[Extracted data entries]
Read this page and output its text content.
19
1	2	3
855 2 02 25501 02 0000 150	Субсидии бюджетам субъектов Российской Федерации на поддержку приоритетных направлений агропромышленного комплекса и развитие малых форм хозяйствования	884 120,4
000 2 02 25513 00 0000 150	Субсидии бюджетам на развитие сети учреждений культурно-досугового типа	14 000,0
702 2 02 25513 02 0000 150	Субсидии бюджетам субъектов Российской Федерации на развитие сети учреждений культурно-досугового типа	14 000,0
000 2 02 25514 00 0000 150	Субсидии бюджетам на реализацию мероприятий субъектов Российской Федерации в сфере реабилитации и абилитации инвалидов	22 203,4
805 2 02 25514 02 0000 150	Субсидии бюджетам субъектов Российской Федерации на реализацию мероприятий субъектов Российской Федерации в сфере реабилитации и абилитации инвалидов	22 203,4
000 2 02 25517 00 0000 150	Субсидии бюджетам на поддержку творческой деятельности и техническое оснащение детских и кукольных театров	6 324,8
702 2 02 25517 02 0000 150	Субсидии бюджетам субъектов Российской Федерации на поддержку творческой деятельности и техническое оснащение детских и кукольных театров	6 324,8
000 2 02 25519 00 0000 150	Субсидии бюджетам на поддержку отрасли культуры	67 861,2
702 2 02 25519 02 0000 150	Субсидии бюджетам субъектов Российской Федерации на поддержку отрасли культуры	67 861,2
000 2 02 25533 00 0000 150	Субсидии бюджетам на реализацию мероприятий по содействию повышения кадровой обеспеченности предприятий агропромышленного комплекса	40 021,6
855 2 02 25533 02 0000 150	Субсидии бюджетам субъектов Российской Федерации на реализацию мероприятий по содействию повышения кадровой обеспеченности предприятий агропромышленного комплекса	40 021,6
--
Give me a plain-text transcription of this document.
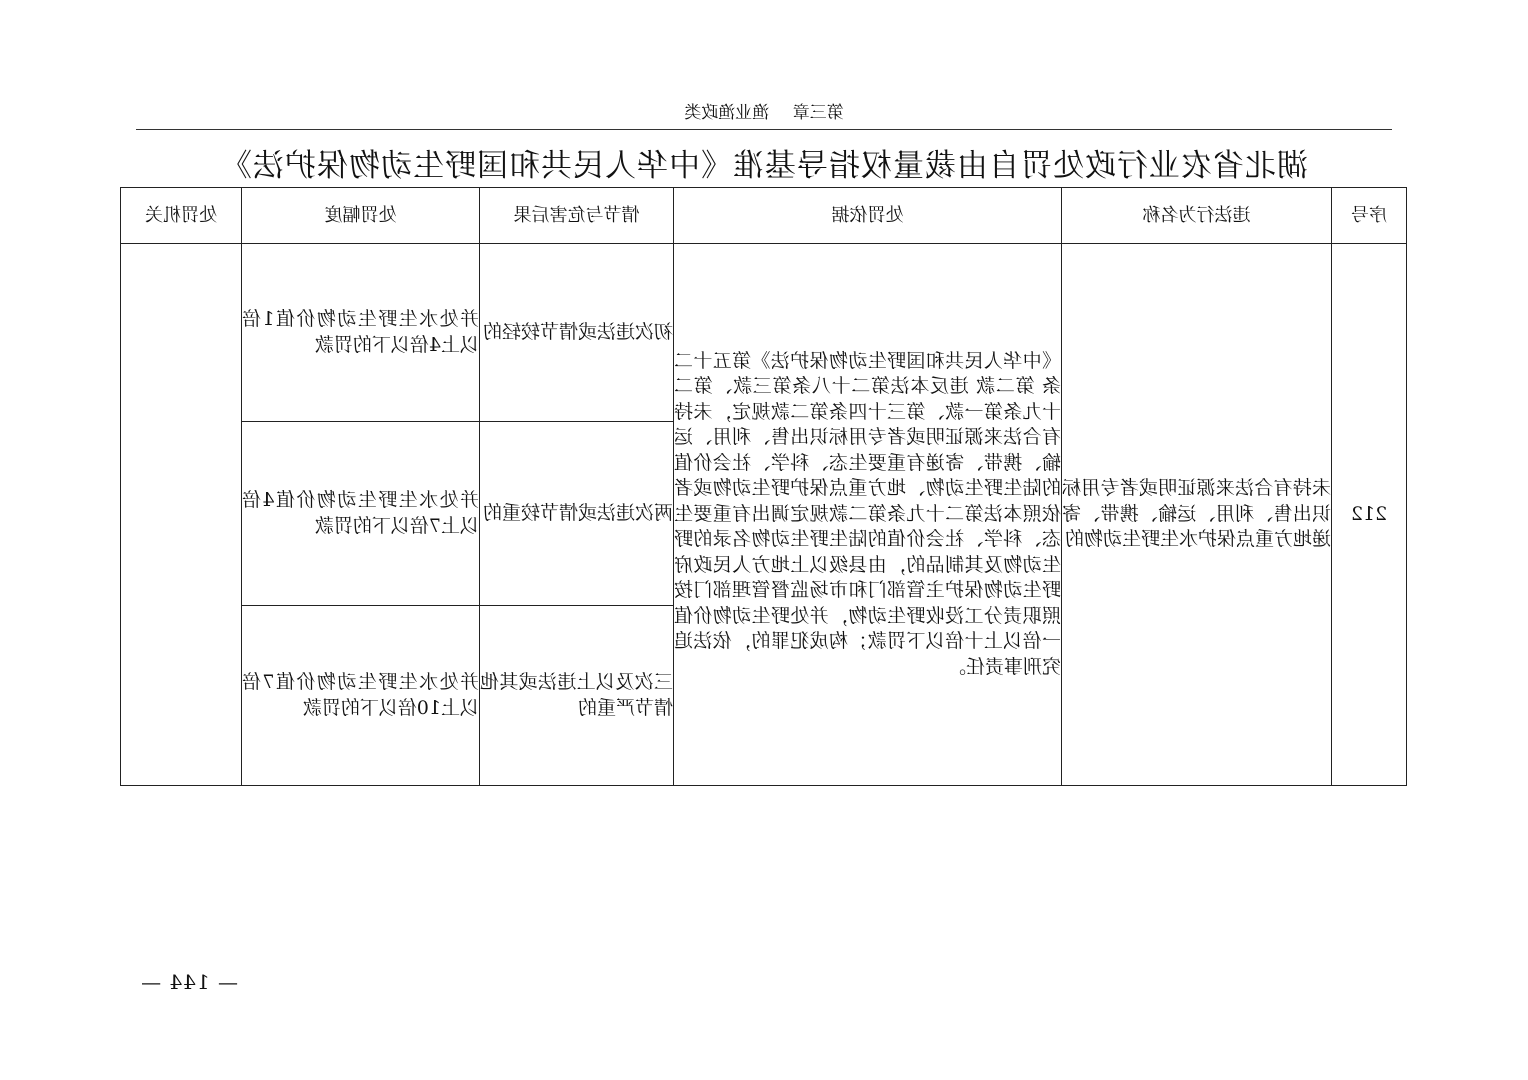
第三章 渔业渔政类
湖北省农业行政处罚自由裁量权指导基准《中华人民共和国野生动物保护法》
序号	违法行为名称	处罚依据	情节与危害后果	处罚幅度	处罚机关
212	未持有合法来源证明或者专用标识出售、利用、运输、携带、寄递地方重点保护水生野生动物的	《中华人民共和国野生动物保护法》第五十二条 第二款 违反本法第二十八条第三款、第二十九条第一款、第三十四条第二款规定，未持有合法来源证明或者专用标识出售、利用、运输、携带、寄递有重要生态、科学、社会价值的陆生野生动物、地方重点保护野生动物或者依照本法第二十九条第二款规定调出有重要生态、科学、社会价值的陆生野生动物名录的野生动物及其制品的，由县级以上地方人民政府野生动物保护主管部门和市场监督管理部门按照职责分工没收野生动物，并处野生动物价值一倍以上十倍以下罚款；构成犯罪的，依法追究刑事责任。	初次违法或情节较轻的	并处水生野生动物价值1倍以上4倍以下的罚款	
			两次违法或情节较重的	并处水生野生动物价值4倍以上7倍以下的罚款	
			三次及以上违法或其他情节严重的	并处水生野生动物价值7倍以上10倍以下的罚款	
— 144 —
* * *
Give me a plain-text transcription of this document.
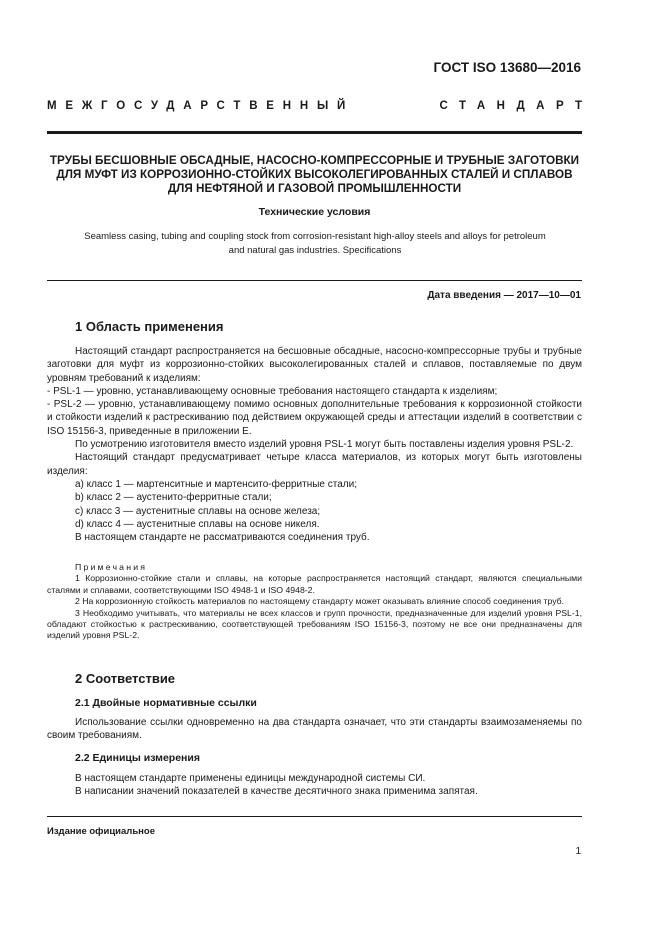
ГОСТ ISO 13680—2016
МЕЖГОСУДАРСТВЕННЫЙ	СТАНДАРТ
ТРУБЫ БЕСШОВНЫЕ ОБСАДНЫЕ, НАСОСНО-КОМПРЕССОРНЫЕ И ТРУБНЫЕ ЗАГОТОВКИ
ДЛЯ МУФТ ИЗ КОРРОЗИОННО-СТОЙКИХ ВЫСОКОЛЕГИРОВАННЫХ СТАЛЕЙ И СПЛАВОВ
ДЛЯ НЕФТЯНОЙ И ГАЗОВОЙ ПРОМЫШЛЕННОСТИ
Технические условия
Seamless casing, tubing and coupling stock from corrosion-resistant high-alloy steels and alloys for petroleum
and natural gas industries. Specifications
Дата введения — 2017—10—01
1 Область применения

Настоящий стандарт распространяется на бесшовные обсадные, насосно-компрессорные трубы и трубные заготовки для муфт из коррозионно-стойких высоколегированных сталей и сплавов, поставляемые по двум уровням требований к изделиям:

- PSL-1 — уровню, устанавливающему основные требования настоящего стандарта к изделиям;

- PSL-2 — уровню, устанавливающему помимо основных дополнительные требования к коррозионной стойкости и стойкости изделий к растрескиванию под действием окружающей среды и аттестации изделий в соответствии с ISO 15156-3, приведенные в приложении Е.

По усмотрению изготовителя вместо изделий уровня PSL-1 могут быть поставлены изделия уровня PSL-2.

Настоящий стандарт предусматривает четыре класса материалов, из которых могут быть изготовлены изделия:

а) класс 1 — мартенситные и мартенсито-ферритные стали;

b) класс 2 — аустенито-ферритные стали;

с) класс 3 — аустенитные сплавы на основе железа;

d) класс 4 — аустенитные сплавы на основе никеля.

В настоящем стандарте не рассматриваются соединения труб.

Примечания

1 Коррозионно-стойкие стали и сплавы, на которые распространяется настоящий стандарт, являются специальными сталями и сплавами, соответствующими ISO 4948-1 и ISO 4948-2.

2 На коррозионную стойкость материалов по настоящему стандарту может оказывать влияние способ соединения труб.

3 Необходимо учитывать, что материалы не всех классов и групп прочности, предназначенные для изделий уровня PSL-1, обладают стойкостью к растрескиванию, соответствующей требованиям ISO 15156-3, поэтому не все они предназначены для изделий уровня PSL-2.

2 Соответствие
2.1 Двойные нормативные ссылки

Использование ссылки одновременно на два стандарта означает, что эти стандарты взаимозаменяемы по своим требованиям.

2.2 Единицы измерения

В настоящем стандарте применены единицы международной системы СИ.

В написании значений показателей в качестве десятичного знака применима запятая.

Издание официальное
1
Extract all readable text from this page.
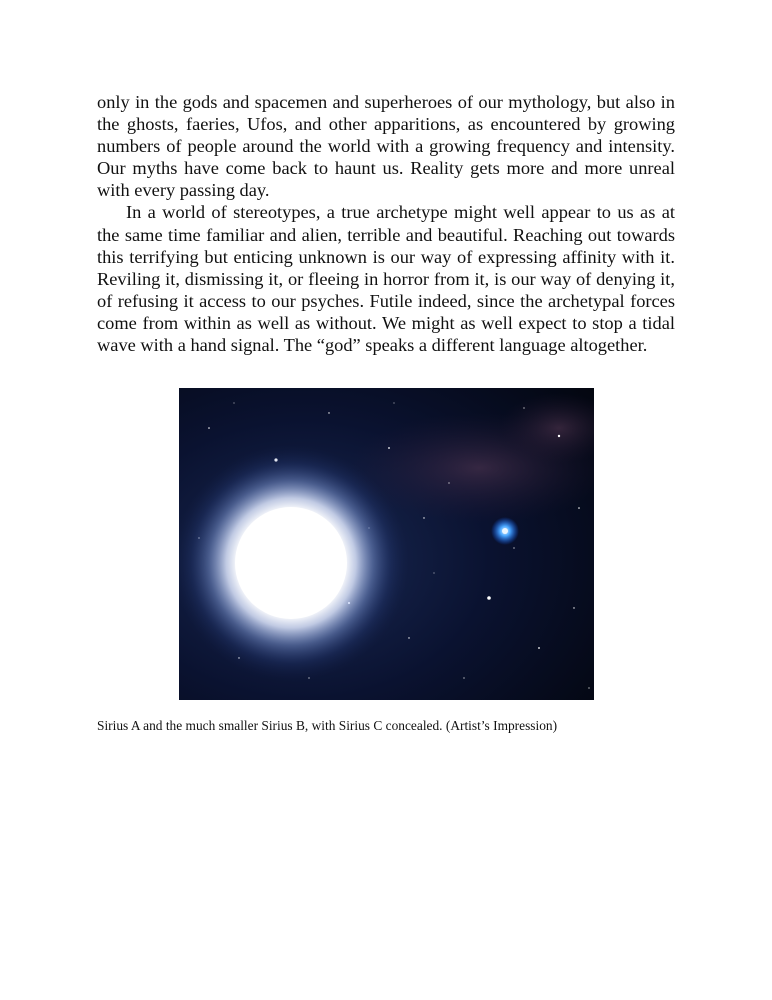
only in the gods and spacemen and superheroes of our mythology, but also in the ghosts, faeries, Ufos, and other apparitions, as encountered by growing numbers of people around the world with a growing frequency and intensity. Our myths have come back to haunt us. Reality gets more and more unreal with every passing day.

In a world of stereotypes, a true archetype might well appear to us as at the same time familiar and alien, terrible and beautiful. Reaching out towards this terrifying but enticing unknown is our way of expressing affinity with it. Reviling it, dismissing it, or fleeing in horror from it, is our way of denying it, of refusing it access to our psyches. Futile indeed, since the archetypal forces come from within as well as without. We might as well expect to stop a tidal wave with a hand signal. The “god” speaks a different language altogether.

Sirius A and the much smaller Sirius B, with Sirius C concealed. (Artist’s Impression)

### Goal of the exercise:
Look through the records and count each line that holds "учреждений". Write only the total.

### Written reply:
2